**Task description:** Emit the data below verbatim, stripping out any pictures.

A block of data:
++++++++++++++++++++

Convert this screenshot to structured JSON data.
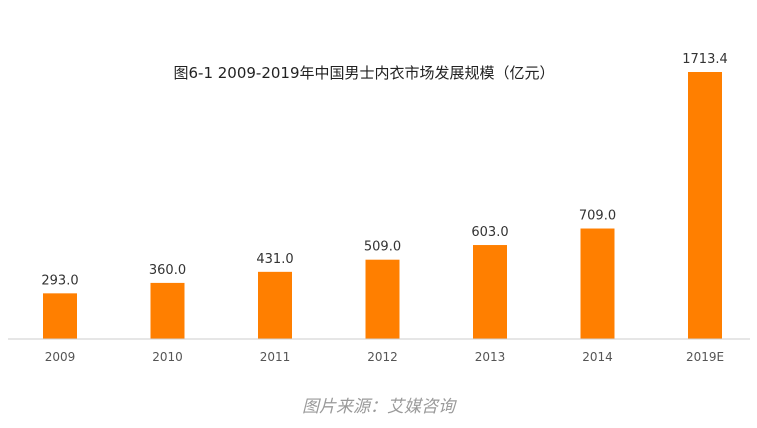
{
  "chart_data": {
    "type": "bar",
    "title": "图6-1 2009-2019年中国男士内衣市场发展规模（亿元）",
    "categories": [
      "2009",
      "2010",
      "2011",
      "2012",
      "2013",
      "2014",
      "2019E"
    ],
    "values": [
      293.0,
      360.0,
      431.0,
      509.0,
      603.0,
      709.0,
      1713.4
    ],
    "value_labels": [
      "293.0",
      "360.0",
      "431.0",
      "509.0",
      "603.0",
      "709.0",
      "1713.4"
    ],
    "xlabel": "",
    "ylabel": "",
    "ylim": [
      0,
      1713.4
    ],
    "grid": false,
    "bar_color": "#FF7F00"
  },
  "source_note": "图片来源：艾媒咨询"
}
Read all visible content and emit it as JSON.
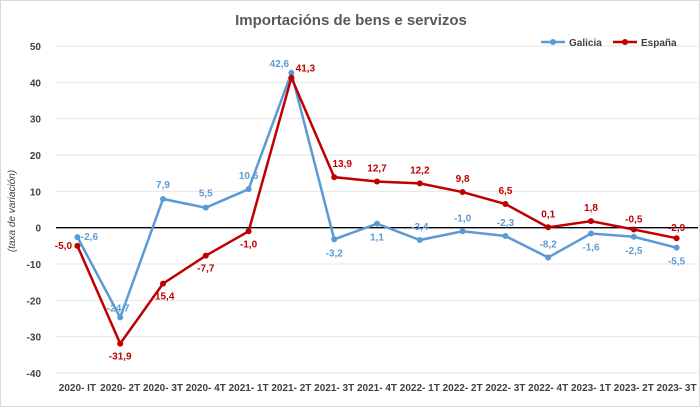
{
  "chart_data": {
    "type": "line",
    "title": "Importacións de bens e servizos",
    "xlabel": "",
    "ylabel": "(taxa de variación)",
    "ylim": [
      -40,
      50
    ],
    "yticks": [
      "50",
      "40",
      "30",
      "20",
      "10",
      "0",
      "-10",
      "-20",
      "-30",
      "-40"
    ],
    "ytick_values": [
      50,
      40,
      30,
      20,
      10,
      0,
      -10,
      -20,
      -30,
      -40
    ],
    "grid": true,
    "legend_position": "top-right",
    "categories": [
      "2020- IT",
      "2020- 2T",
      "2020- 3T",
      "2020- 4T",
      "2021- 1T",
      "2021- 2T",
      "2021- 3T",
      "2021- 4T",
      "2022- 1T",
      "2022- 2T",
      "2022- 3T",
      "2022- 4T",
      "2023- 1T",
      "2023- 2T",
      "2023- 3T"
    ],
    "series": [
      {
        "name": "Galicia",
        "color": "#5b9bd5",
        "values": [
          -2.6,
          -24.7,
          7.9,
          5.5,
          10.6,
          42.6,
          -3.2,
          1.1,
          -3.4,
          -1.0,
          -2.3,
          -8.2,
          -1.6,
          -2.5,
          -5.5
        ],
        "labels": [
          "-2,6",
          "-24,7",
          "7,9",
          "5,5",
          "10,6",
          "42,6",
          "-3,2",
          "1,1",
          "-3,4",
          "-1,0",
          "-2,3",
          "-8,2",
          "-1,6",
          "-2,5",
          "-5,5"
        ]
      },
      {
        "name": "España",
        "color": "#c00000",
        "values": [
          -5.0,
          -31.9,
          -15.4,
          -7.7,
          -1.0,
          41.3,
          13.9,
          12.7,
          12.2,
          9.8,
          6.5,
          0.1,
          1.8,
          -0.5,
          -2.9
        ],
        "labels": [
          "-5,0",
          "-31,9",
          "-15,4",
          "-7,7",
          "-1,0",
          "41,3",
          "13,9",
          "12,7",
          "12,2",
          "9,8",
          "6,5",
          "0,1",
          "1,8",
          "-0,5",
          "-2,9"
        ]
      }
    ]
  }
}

++++++++++++++++++++

**Right answer:**
Convert this screenshot to structured JSON data.
{
  "chart_data": {
    "type": "bar",
    "title": "图6-1 2009-2019年中国男士内衣市场发展规模（亿元）",
    "categories": [
      "2009",
      "2010",
      "2011",
      "2012",
      "2013",
      "2014",
      "2019E"
    ],
    "values": [
      293.0,
      360.0,
      431.0,
      509.0,
      603.0,
      709.0,
      1713.4
    ],
    "value_labels": [
      "293.0",
      "360.0",
      "431.0",
      "509.0",
      "603.0",
      "709.0",
      "1713.4"
    ],
    "xlabel": "",
    "ylabel": "",
    "ylim": [
      0,
      1713.4
    ],
    "grid": false,
    "bar_color": "#FF7F00"
  },
  "source_note": "图片来源：艾媒咨询"
}
Read all visible content and emit it as JSON.
{
  "chart_data": {
    "type": "line",
    "title": "Importacións de bens e servizos",
    "xlabel": "",
    "ylabel": "(taxa de variación)",
    "ylim": [
      -40,
      50
    ],
    "yticks": [
      "50",
      "40",
      "30",
      "20",
      "10",
      "0",
      "-10",
      "-20",
      "-30",
      "-40"
    ],
    "ytick_values": [
      50,
      40,
      30,
      20,
      10,
      0,
      -10,
      -20,
      -30,
      -40
    ],
    "grid": true,
    "legend_position": "top-right",
    "categories": [
      "2020- IT",
      "2020- 2T",
      "2020- 3T",
      "2020- 4T",
      "2021- 1T",
      "2021- 2T",
      "2021- 3T",
      "2021- 4T",
      "2022- 1T",
      "2022- 2T",
      "2022- 3T",
      "2022- 4T",
      "2023- 1T",
      "2023- 2T",
      "2023- 3T"
    ],
    "series": [
      {
        "name": "Galicia",
        "color": "#5b9bd5",
        "values": [
          -2.6,
          -24.7,
          7.9,
          5.5,
          10.6,
          42.6,
          -3.2,
          1.1,
          -3.4,
          -1.0,
          -2.3,
          -8.2,
          -1.6,
          -2.5,
          -5.5
        ],
        "labels": [
          "-2,6",
          "-24,7",
          "7,9",
          "5,5",
          "10,6",
          "42,6",
          "-3,2",
          "1,1",
          "-3,4",
          "-1,0",
          "-2,3",
          "-8,2",
          "-1,6",
          "-2,5",
          "-5,5"
        ]
      },
      {
        "name": "España",
        "color": "#c00000",
        "values": [
          -5.0,
          -31.9,
          -15.4,
          -7.7,
          -1.0,
          41.3,
          13.9,
          12.7,
          12.2,
          9.8,
          6.5,
          0.1,
          1.8,
          -0.5,
          -2.9
        ],
        "labels": [
          "-5,0",
          "-31,9",
          "-15,4",
          "-7,7",
          "-1,0",
          "41,3",
          "13,9",
          "12,7",
          "12,2",
          "9,8",
          "6,5",
          "0,1",
          "1,8",
          "-0,5",
          "-2,9"
        ]
      }
    ]
  }
}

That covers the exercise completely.